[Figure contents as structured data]

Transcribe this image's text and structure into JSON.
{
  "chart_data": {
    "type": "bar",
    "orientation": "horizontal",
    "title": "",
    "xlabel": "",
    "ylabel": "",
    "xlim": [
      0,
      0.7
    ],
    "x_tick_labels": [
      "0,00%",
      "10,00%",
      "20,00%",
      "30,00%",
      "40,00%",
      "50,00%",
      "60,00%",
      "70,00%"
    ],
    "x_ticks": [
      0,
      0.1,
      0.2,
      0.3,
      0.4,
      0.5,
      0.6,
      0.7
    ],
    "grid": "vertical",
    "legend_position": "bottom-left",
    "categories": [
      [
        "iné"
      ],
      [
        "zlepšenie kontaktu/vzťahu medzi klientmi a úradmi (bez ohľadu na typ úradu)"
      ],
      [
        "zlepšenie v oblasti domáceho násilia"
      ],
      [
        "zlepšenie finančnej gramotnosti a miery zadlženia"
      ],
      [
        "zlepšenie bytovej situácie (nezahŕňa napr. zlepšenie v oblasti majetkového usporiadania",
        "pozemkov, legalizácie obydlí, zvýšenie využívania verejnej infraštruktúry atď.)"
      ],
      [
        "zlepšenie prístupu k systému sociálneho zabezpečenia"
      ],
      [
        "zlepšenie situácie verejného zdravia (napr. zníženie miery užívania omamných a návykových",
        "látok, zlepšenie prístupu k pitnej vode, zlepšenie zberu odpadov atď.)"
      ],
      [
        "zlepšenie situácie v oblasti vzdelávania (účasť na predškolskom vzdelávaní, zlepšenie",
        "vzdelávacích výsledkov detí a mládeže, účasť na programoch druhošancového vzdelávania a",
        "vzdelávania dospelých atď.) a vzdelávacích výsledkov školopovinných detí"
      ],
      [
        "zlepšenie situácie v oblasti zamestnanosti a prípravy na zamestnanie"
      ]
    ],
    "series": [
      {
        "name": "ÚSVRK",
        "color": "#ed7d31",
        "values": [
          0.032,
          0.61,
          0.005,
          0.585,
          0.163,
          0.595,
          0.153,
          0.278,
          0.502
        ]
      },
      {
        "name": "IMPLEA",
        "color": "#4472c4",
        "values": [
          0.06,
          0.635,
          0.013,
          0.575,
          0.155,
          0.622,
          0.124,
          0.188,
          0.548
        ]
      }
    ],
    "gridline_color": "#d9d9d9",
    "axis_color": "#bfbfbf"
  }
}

» **What this task involves**
Consider the entries above and return each line with the string "napr".

» **Reply to the exercise**
        "zlepšenie bytovej situácie (nezahŕňa napr. zlepšenie v oblasti majetkového usporiadania",
        "zlepšenie situácie verejného zdravia (napr. zníženie miery užívania omamných a návykových",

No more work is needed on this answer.